[Records for this exercise start]

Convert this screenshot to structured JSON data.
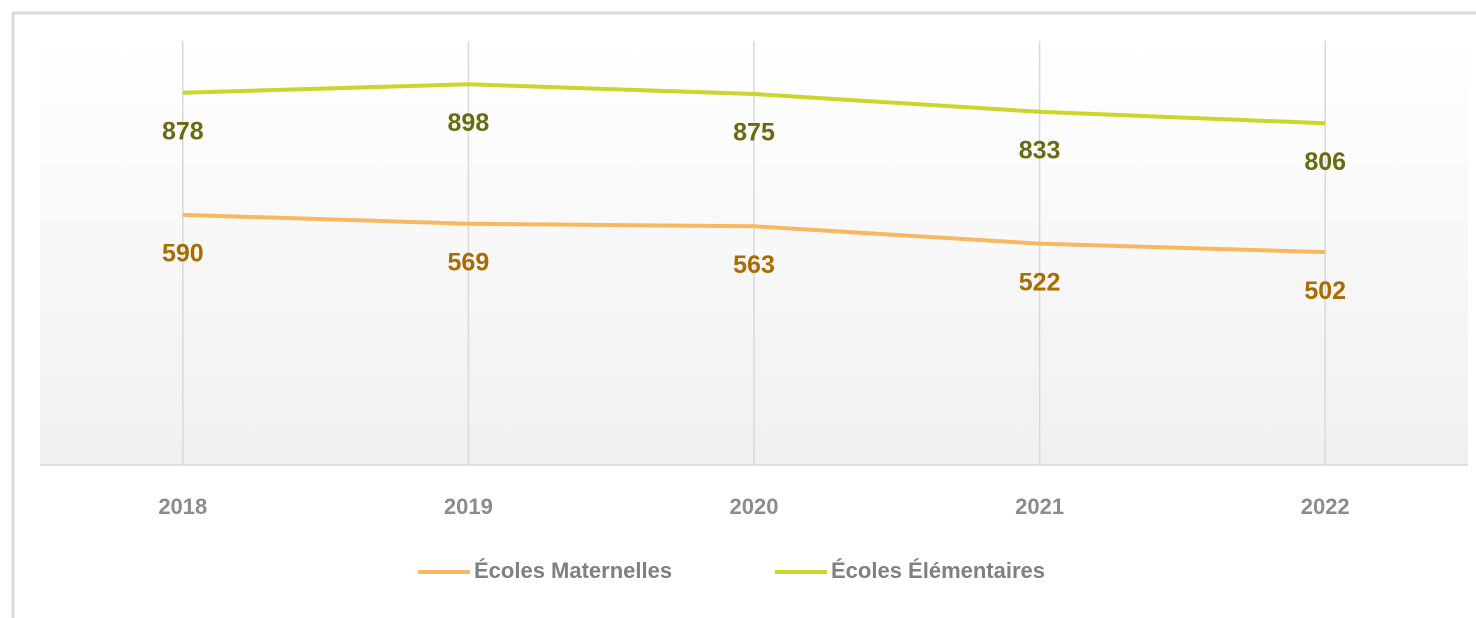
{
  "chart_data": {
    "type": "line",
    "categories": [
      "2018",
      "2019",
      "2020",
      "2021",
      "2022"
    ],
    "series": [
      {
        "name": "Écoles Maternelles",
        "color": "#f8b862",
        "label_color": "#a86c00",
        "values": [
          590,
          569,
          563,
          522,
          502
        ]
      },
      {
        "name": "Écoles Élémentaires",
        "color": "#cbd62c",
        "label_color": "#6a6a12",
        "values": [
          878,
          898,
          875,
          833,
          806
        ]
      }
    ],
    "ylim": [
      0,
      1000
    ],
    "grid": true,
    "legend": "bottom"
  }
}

[Records for this exercise end]
[Records for this exercise start]

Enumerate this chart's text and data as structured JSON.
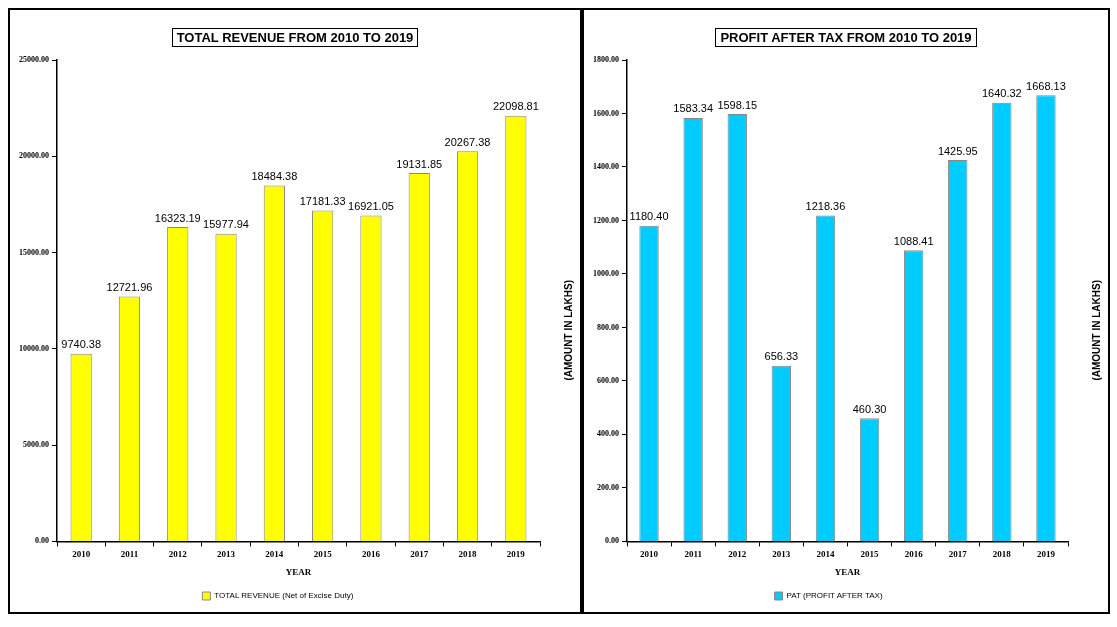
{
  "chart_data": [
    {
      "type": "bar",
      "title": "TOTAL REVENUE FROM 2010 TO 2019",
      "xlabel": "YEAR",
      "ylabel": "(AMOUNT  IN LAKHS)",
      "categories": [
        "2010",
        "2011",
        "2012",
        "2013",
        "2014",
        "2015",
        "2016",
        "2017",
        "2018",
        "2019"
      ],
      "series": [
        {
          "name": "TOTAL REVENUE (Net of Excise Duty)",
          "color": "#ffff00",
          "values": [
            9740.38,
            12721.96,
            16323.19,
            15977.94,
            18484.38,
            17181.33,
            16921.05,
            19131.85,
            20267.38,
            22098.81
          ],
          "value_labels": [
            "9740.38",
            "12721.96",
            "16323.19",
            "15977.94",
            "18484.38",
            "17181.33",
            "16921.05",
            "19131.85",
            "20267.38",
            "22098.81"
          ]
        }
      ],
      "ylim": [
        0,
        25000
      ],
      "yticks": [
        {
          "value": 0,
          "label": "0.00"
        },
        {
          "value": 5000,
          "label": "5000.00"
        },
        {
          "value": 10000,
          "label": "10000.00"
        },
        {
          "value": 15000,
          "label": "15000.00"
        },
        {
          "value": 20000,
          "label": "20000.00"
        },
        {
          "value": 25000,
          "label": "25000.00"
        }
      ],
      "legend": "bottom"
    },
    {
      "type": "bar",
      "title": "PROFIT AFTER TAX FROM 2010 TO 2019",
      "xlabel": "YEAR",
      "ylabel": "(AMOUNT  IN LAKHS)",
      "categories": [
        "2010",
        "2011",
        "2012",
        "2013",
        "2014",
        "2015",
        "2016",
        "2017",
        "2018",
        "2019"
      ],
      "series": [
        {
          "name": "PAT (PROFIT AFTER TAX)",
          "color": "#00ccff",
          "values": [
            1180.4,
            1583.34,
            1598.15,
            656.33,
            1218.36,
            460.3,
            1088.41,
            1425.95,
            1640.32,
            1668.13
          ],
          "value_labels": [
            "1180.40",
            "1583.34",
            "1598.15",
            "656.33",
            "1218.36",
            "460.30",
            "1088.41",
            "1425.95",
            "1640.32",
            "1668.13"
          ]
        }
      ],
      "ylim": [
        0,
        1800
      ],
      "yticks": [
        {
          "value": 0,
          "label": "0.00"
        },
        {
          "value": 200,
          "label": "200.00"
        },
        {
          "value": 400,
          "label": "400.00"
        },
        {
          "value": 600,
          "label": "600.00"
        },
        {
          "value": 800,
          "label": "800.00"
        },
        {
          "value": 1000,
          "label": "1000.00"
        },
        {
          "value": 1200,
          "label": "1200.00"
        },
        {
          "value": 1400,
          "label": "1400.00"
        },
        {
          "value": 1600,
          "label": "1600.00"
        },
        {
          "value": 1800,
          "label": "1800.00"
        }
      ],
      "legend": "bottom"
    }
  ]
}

[Records for this exercise end]

== What you need to do ==
Filter the listing above for the string "AFTER" and copy every matching line.

== Written response ==
      "title": "PROFIT AFTER TAX FROM 2010 TO 2019",
          "name": "PAT (PROFIT AFTER TAX)",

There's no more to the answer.